文档节选:
○ ○ ○ ○

比如 cam_site 和 toy,都不是必填项。
用户
可能只输入cam_site,需要1个二级索引。
可能只输入toy,需要1个二级索引。
可能同时输入两个,需要1个二级索引。
简单的两个条件,就要3个索引。
比如页面有6个查询条件!!需要多少二级索引!!! 几何倍增长? 疯了疯了
同一张表,索引数量不得超过10,索引表越多,插入数据越慢!!
这时候,其实想法 比 技术要重要。
1、从需求方面 (大数据查询,不适合太多条件的查询)。无意义的查询条件,统统PK掉。
需要规定一个必填的查询字段,比如最通用的:时间(yyyy-MM-dd)..
2、从表设计方面,row key可以是联合主键。可以利用这点,减少二级索引数量。比如show_date 就是主键。
3、从逻辑方面,比如我需要这几个查询条件,需要几个二级索引??
时间、邮箱、网站、玩具
实际上,我只要4个二级索引,就够了。
时间走 rowkey这就不说了。
如果用户输入 时间、邮箱、玩具,那么怎么处理? 耗时也挺长的41秒。
0: jdbc:phoenix:192.168.199.154> select seq_id from T_EXTENSION_ALL_DATAS_SHOW where show_date='2018-11-24' and email='[email protected]' and toy='ambi' order by seq_id desc limit 1;
+---------+
| SEQ_ID |
+---------+
| 45555 |
+---------+
1 row selected (41.395 seconds)
0: jdbc:phoenix:192.168.199.154> select seq_id from T_EXTENSION_ALL_DATAS_SHOW where show_date='2018-11-24' and email='[email protected]';
+---------+
| SEQ_ID |
+---------+
| 45555 |
+---------+
1 row selected (0.035 seconds)

○ ○ ○ ○

条目摘录:
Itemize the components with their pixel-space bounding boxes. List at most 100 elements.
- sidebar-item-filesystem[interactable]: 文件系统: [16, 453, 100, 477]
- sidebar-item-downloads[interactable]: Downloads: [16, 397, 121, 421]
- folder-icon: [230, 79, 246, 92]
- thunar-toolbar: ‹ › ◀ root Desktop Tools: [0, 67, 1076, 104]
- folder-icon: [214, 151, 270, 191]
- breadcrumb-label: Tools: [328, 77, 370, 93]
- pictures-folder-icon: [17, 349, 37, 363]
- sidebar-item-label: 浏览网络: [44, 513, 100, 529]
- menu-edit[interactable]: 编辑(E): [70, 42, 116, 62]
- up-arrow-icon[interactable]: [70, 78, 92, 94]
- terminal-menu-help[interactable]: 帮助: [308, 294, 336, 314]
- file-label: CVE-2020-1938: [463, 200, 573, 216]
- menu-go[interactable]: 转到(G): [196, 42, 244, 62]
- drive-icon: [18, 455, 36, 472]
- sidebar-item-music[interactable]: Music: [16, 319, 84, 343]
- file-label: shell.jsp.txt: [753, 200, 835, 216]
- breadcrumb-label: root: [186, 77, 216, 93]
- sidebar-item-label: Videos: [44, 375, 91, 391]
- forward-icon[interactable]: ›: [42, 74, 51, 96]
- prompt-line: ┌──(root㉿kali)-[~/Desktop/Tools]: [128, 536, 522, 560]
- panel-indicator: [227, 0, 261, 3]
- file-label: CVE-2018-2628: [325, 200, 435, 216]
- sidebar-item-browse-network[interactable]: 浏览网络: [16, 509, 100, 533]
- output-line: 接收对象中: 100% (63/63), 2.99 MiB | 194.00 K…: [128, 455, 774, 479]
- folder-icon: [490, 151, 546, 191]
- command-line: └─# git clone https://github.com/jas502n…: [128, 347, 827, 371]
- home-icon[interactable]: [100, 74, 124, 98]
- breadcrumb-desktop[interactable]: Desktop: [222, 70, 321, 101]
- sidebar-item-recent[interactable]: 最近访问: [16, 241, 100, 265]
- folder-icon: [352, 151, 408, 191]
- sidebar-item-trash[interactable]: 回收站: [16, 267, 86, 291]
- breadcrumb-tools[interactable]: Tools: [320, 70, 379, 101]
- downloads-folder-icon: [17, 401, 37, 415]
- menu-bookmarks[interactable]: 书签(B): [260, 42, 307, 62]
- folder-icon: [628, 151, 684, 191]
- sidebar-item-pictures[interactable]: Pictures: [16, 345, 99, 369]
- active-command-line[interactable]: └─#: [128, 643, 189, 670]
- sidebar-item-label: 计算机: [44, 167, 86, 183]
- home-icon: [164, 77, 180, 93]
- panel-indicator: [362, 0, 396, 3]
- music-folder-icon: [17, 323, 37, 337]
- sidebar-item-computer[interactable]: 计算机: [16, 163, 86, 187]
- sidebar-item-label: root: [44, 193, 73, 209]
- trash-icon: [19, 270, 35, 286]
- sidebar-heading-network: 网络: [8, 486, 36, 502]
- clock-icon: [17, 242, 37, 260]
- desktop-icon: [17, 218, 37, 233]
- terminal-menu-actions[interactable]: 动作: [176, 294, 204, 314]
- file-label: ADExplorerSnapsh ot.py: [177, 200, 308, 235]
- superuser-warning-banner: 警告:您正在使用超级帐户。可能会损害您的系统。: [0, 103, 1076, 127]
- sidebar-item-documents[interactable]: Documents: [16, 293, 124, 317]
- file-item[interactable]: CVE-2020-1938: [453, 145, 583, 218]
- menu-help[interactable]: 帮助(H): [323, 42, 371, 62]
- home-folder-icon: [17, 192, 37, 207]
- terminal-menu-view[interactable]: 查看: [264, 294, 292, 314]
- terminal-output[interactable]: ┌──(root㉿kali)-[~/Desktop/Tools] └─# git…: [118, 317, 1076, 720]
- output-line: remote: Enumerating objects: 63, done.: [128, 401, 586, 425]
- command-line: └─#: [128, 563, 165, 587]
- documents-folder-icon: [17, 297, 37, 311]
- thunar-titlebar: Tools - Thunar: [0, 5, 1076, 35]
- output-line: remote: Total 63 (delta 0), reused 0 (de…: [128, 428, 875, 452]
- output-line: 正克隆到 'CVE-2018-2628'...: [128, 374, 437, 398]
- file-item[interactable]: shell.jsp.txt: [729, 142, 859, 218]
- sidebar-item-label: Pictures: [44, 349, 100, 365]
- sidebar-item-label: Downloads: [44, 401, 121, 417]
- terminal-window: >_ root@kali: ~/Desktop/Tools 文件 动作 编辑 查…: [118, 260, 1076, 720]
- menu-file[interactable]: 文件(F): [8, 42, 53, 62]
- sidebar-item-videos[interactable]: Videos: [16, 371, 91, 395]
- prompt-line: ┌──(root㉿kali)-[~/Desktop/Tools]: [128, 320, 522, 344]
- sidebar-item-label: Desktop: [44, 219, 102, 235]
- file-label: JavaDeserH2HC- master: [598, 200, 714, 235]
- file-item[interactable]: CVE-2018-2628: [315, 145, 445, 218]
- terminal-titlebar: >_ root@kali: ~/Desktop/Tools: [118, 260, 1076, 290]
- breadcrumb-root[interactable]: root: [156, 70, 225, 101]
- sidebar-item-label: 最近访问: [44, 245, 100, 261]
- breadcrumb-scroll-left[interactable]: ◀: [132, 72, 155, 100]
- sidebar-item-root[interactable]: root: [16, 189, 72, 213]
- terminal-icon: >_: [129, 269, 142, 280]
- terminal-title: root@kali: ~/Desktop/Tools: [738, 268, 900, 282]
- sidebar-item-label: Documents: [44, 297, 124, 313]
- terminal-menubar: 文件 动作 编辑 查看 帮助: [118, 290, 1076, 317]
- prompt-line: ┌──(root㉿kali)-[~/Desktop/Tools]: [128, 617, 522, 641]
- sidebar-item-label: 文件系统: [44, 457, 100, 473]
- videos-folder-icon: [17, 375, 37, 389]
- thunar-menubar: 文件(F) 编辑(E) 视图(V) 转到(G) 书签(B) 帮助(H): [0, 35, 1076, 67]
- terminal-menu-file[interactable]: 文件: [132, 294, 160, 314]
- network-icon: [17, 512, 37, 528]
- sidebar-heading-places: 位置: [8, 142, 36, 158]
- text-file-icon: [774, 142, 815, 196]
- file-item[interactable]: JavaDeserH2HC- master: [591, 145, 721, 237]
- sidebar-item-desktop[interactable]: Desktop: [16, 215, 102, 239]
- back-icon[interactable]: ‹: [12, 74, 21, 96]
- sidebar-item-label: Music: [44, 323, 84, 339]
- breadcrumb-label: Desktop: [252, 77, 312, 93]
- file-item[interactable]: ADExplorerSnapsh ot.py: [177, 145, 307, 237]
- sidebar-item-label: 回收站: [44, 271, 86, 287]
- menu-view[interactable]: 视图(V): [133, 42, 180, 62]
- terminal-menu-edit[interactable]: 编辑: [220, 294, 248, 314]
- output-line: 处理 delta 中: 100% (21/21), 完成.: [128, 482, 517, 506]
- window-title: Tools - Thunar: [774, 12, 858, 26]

○ ○ ○ ○

根据关于二级索引的文档节选,同一张表的索引数量不得超过多少?

同一张表的索引数量不得超过10个。